▶ Reading passage:
******************************

US intelligence agencies losing their technological superiority

A US congressional panel created long before the recent revelations about government electronic spying operations issued a blistering report charging that the intelligence world's research-and-development efforts are disorganised and unfocused.

NYT

A US congressional panel created long before the recent revelations about government electronic spying operations issued a blistering report charging that the intelligence world's research-and-development efforts are disorganised and unfocused.

An unclassified version of the report, based on two years of work by independent experts and two officials from inside the agencies, concluded on Tuesday that the US is losing its technological superiority over its rivals, which are gaining "asymmetric advantages" by making their own investments in such efforts and, also in some cases, stealing US inventions.

In a separate white paper on cyber capabilities - an area in which the Defence Department, the National Security Agency and the US Cyber Command have made big investments - the panel concludes that President Barack Obama's efforts to differentiate the roles of competing agencies have largely failed.

******************************

Collected data:
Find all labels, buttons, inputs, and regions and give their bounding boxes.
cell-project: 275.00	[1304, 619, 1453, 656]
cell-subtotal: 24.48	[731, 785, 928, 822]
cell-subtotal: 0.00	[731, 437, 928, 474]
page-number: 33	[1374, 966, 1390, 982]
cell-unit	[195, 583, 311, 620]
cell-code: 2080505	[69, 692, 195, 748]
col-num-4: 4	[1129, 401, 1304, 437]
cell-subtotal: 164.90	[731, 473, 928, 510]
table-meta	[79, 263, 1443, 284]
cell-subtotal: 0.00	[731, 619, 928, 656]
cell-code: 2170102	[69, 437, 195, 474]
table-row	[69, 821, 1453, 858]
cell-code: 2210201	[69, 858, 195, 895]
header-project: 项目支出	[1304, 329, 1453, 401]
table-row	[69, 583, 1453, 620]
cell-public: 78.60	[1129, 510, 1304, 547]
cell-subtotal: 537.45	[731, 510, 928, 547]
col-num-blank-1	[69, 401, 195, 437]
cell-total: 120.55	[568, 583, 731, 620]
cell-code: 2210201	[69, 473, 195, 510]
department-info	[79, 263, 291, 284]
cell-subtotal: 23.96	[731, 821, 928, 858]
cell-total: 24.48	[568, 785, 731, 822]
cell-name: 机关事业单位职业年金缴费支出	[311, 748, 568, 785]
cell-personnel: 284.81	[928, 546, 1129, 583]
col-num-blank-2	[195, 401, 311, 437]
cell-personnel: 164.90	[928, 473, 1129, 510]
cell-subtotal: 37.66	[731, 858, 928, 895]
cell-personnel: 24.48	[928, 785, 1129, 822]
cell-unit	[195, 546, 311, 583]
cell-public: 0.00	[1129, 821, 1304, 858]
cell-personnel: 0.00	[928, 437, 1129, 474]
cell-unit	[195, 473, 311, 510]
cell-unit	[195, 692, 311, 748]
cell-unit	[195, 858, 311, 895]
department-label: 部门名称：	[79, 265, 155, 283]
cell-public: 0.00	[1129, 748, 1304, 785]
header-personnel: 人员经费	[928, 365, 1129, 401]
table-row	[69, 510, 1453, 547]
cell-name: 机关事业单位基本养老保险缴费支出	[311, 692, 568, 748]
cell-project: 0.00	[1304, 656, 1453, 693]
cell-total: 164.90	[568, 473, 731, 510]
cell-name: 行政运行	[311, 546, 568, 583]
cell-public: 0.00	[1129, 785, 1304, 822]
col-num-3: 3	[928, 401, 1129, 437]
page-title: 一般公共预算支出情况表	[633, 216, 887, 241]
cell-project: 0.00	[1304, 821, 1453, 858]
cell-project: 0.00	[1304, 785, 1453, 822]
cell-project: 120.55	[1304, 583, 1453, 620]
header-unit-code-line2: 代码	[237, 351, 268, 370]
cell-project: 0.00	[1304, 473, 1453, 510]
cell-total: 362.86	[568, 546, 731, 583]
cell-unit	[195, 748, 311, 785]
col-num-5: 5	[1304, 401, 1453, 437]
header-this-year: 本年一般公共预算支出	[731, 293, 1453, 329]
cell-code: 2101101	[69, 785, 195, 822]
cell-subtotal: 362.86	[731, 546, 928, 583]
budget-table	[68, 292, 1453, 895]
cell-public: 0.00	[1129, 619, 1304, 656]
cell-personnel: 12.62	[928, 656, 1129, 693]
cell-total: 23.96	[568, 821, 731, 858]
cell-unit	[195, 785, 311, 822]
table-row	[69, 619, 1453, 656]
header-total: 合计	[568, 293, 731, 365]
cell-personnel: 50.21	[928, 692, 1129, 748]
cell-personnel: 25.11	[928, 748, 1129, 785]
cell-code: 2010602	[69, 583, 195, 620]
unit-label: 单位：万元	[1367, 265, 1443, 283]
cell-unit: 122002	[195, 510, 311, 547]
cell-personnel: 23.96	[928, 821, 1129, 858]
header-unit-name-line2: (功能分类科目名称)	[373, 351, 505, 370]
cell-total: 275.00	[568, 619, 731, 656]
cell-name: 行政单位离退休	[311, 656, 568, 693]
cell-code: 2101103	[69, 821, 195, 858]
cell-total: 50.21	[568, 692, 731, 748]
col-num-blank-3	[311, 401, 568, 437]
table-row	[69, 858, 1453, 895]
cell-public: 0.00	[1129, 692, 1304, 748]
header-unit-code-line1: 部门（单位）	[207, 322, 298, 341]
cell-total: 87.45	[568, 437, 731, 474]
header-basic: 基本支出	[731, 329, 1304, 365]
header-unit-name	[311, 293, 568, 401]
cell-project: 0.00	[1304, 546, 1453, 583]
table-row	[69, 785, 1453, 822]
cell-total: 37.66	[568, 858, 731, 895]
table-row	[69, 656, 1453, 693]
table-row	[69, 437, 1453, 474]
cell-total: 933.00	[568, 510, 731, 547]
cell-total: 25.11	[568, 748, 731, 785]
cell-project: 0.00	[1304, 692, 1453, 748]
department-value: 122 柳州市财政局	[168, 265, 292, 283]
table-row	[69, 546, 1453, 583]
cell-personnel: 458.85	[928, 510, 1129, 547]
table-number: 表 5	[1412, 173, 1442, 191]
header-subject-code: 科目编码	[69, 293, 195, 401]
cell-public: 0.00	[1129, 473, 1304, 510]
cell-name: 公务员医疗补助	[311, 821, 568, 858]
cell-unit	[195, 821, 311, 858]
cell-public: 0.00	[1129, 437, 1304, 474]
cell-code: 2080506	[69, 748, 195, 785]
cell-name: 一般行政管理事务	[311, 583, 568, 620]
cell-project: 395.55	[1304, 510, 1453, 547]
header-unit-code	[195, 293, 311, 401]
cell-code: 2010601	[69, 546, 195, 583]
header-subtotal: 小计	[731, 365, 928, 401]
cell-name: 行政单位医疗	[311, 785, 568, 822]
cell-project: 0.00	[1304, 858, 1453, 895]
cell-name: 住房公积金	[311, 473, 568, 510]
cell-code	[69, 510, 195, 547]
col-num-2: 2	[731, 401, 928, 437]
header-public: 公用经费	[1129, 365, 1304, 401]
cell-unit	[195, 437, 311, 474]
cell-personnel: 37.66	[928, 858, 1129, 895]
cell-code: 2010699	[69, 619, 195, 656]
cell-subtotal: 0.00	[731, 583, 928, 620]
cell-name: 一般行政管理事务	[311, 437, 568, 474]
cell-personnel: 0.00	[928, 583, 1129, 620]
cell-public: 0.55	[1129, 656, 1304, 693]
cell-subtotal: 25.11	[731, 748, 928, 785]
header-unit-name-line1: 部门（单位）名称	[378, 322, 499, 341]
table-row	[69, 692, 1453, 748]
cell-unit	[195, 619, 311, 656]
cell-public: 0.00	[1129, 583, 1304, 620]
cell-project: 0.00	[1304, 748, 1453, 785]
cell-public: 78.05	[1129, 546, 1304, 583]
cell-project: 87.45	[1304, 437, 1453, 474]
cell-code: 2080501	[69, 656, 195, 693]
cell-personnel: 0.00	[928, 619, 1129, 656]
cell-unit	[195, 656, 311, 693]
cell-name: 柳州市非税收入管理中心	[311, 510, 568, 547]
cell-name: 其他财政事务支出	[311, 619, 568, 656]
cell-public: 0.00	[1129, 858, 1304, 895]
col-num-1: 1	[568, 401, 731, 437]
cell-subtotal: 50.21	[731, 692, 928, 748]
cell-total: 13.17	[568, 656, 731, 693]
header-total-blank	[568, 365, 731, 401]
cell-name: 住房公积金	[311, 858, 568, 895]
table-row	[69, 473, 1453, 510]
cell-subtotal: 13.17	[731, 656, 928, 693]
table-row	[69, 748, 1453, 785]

******************************

▶ To be done:
Decide whether each statement below agrees with the article on US intelligence agencies, answering yes or no and quoting the deciding words from the article.
1. The congressional panel was formed after the recent revelations about government electronic spying.
2. The unclassified report concluded that the US is losing its technological superiority over its rivals.
3. The panel found that President Barack Obama's efforts to differentiate the roles of competing agencies had largely succeeded.

▶ Complete output:
1. No: "created long before the recent revelations about government electronic spying operations"
2. Yes: "concluded on Tuesday that the US is losing its technological superiority over its rivals"
3. No: "President Barack Obama's efforts to differentiate the roles of competing agencies have largely failed"